(INSTRUCTION): For each line below that contains the string "JSON", copy that line.

(STORED ROWS):
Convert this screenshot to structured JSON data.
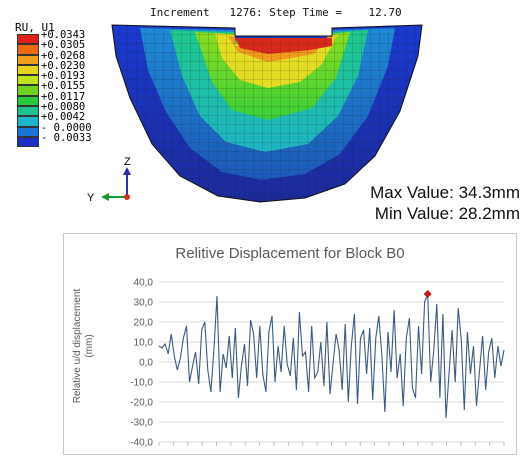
{
  "viewport": {
    "title": "Increment   1276: Step Time =    12.70",
    "legend_title": "RU, U1",
    "legend_labels": [
      "+0.0343",
      "+0.0305",
      "+0.0268",
      "+0.0230",
      "+0.0193",
      "+0.0155",
      "+0.0117",
      "+0.0080",
      "+0.0042",
      "- 0.0000",
      "- 0.0033"
    ],
    "legend_colors": [
      "#e0201a",
      "#ee6a12",
      "#f2a01c",
      "#e8d21c",
      "#bfe41c",
      "#6ed21e",
      "#26c83c",
      "#1ec28e",
      "#1eb4cc",
      "#1a74d6",
      "#1c2ec8"
    ],
    "max_value": "Max Value: 34.3mm",
    "min_value": "Min Value: 28.2mm",
    "axis_z": "Z",
    "axis_y": "Y"
  },
  "chart_data": {
    "type": "line",
    "title": "Relitive Displacement for Block B0",
    "ylabel": "Relative u/d displacement (mm)",
    "ylabel_lines": [
      "Relative u/d displacement",
      "(mm)"
    ],
    "ylim": [
      -40,
      40
    ],
    "yticks": [
      "40,0",
      "30,0",
      "20,0",
      "10,0",
      "0,0",
      "-10,0",
      "-20,0",
      "-30,0",
      "-40,0"
    ],
    "ytick_values": [
      40,
      30,
      20,
      10,
      0,
      -10,
      -20,
      -30,
      -40
    ],
    "line_color": "#3a5a86",
    "marker_color": "#c0171b",
    "marker_index": 88,
    "values": [
      8,
      7,
      9,
      4,
      14,
      3,
      -4,
      2,
      12,
      18,
      -10,
      -2,
      5,
      -11,
      16,
      20,
      -4,
      -15,
      7,
      33,
      -15,
      4,
      -3,
      13,
      -8,
      17,
      -18,
      -2,
      9,
      -12,
      21,
      14,
      -8,
      18,
      -6,
      -15,
      15,
      23,
      -10,
      8,
      -5,
      18,
      -1,
      -7,
      12,
      -14,
      25,
      3,
      5,
      -15,
      18,
      -8,
      -5,
      10,
      -12,
      20,
      -16,
      -1,
      14,
      6,
      -14,
      19,
      -20,
      8,
      24,
      -21,
      12,
      16,
      -6,
      17,
      -19,
      12,
      23,
      3,
      -25,
      15,
      -5,
      26,
      -8,
      4,
      -22,
      12,
      22,
      -13,
      -18,
      18,
      -6,
      30,
      34,
      -10,
      6,
      29,
      -18,
      24,
      -28,
      -6,
      16,
      -10,
      27,
      11,
      -24,
      15,
      -6,
      8,
      -22,
      -4,
      13,
      -14,
      5,
      12,
      -8,
      8,
      -2,
      6
    ],
    "grid": true,
    "series": [
      {
        "values_ref": "values"
      }
    ]
  }
}
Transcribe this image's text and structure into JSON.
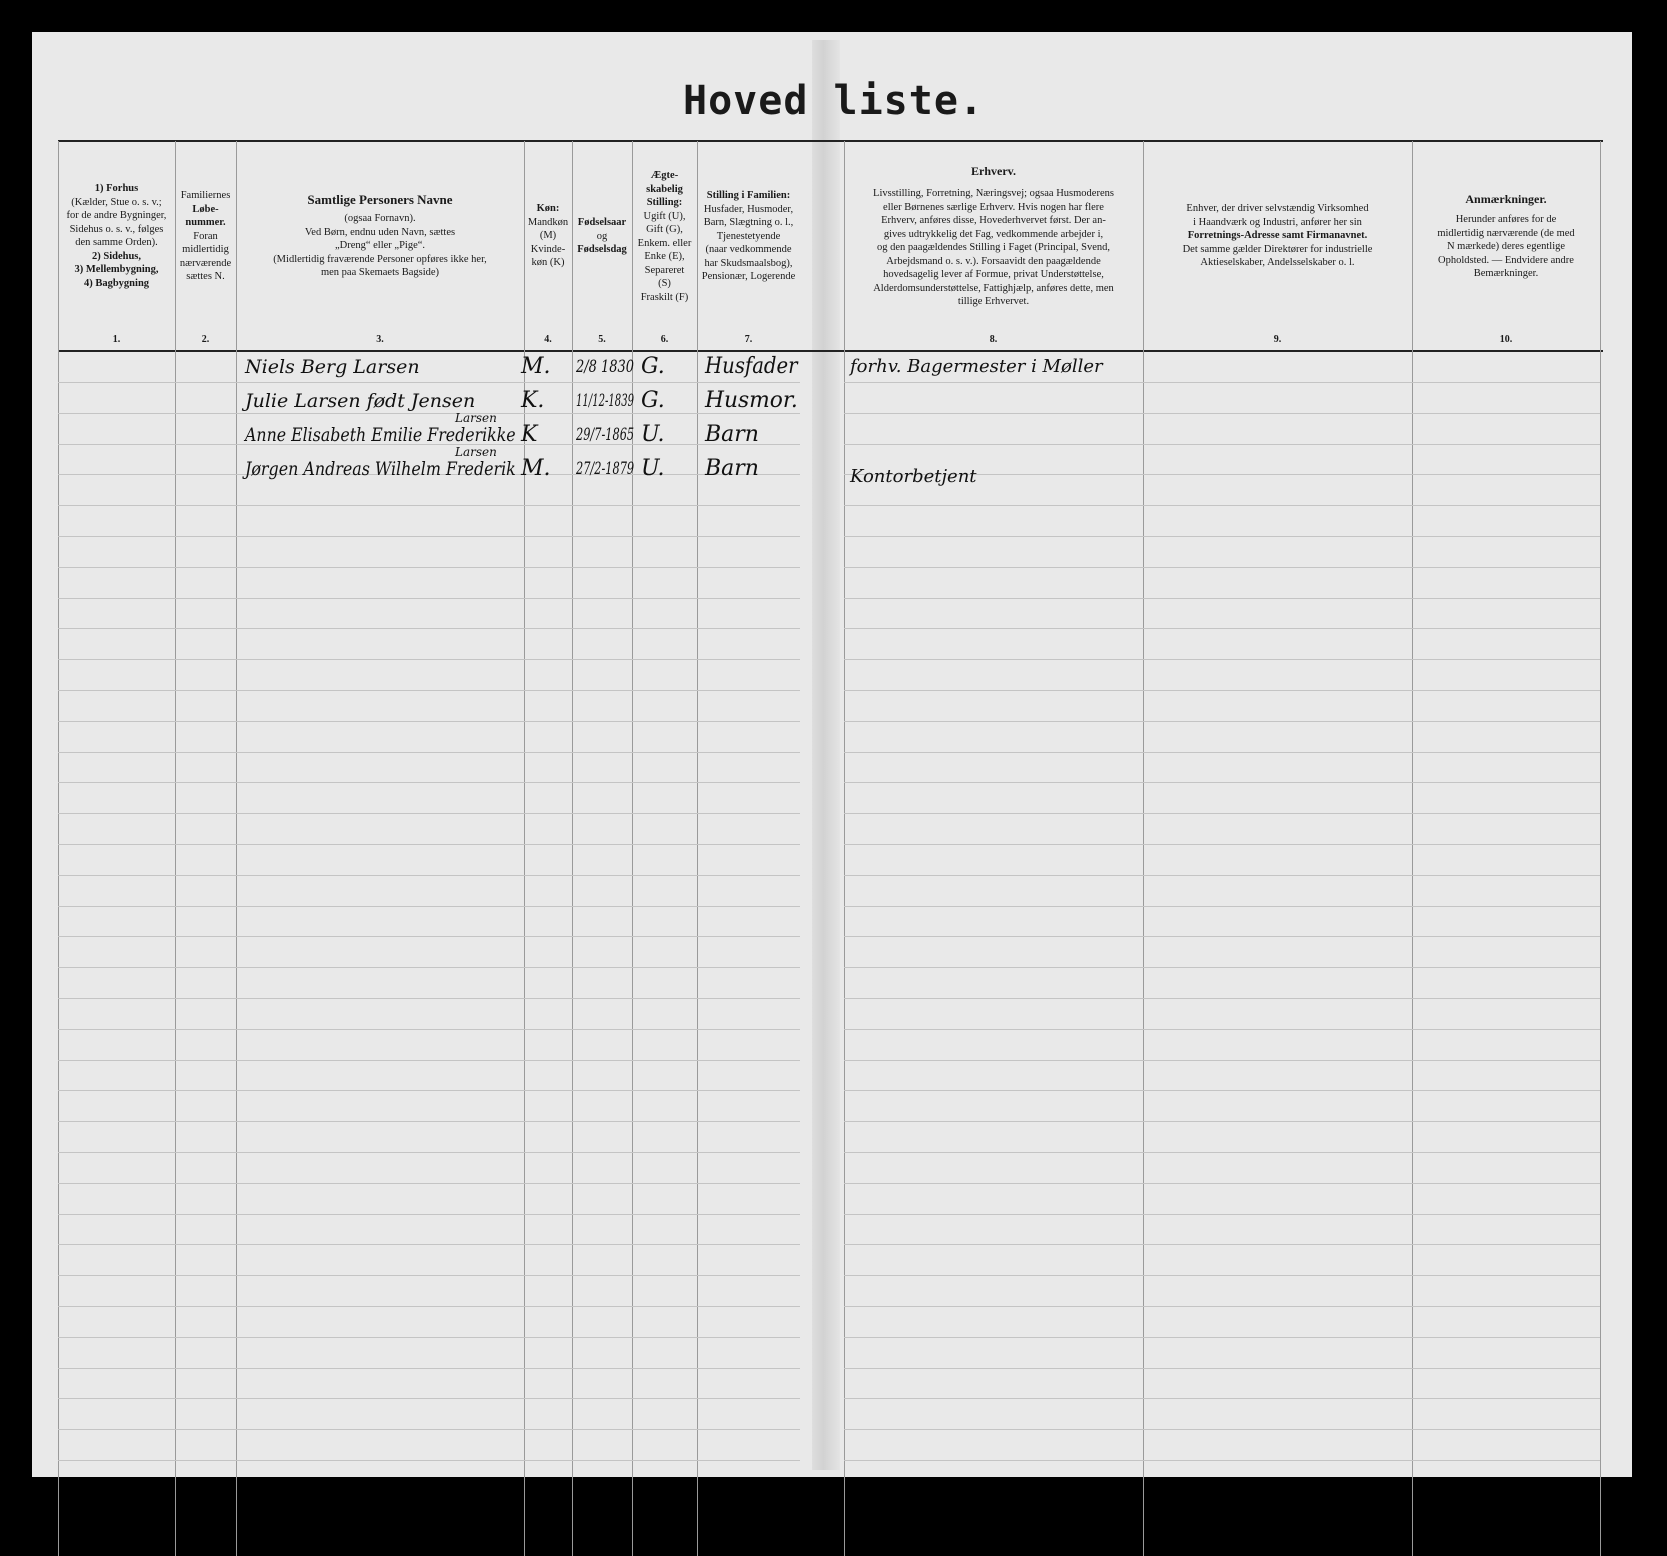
{
  "title": "Hoved liste.",
  "columns": [
    {
      "number": "1.",
      "lines": [
        "1) Forhus",
        "(Kælder, Stue o. s. v.;",
        "for de andre Bygninger,",
        "Sidehus o. s. v., følges",
        "den samme Orden).",
        "2) Sidehus,",
        "3) Mellembygning,",
        "4) Bagbygning"
      ]
    },
    {
      "number": "2.",
      "lines": [
        "Familiernes",
        "Løbe-",
        "nummer.",
        "Foran",
        "midlertidig",
        "nærværende",
        "sættes N."
      ]
    },
    {
      "number": "3.",
      "lines": [
        "Samtlige Personers Navne",
        "(ogsaa Fornavn).",
        "Ved Børn, endnu uden Navn, sættes",
        "„Dreng“ eller „Pige“.",
        "(Midlertidig fraværende Personer opføres ikke her,",
        "men paa Skemaets Bagside)"
      ]
    },
    {
      "number": "4.",
      "lines": [
        "Køn:",
        "Mandkøn",
        "(M)",
        "Kvinde-",
        "køn (K)"
      ]
    },
    {
      "number": "5.",
      "lines": [
        "Fødselsaar",
        "og",
        "Fødselsdag"
      ]
    },
    {
      "number": "6.",
      "lines": [
        "Ægte-",
        "skabelig",
        "Stilling:",
        "Ugift (U),",
        "Gift (G),",
        "Enkem. eller",
        "Enke (E),",
        "Separeret",
        "(S)",
        "Fraskilt (F)"
      ]
    },
    {
      "number": "7.",
      "lines": [
        "Stilling i Familien:",
        "Husfader, Husmoder,",
        "Barn, Slægtning o. l.,",
        "Tjenestetyende",
        "(naar vedkommende",
        "har Skudsmaalsbog),",
        "Pensionær, Logerende"
      ]
    },
    {
      "number": "8.",
      "lines": [
        "Erhverv.",
        "Livsstilling, Forretning, Næringsvej; ogsaa Husmoderens",
        "eller Børnenes særlige Erhverv. Hvis nogen har flere",
        "Erhverv, anføres disse, Hovederhvervet først. Der an-",
        "gives udtrykkelig det Fag, vedkommende arbejder i,",
        "og den paagældendes Stilling i Faget (Principal, Svend,",
        "Arbejdsmand o. s. v.). Forsaavidt den paagældende",
        "hovedsagelig lever af Formue, privat Understøttelse,",
        "Alderdomsunderstøttelse, Fattighjælp, anføres dette, men",
        "tillige Erhvervet."
      ]
    },
    {
      "number": "9.",
      "lines": [
        "Enhver, der driver selvstændig Virksomhed",
        "i Haandværk og Industri, anfører her sin",
        "Forretnings-Adresse samt Firmanavnet.",
        "Det samme gælder Direktører for industrielle",
        "Aktieselskaber, Andelsselskaber o. l."
      ]
    },
    {
      "number": "10.",
      "lines": [
        "Anmærkninger.",
        "Herunder anføres for de",
        "midlertidig nærværende (de med",
        "N mærkede) deres egentlige",
        "Opholdsted. — Endvidere andre",
        "Bemærkninger."
      ]
    }
  ],
  "entries": [
    {
      "name": "Niels Berg Larsen",
      "name_note": "",
      "sex": "M.",
      "born": "2/8 1830",
      "marital": "G.",
      "family_role": "Husfader",
      "occupation": "forhv. Bagermester i Møller"
    },
    {
      "name": "Julie Larsen født Jensen",
      "name_note": "",
      "sex": "K.",
      "born": "11/12-1839",
      "marital": "G.",
      "family_role": "Husmor.",
      "occupation": ""
    },
    {
      "name": "Anne Elisabeth Emilie Frederikke",
      "name_note": "Larsen",
      "sex": "K",
      "born": "29/7-1865",
      "marital": "U.",
      "family_role": "Barn",
      "occupation": ""
    },
    {
      "name": "Jørgen Andreas Wilhelm Frederik",
      "name_note": "Larsen",
      "sex": "M.",
      "born": "27/2-1879",
      "marital": "U.",
      "family_role": "Barn",
      "occupation": "Kontorbetjent"
    }
  ]
}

(EXERCISE OUTPUT):
Convert this screenshot to structured JSON data.
Transcribe this image's text and structure into JSON.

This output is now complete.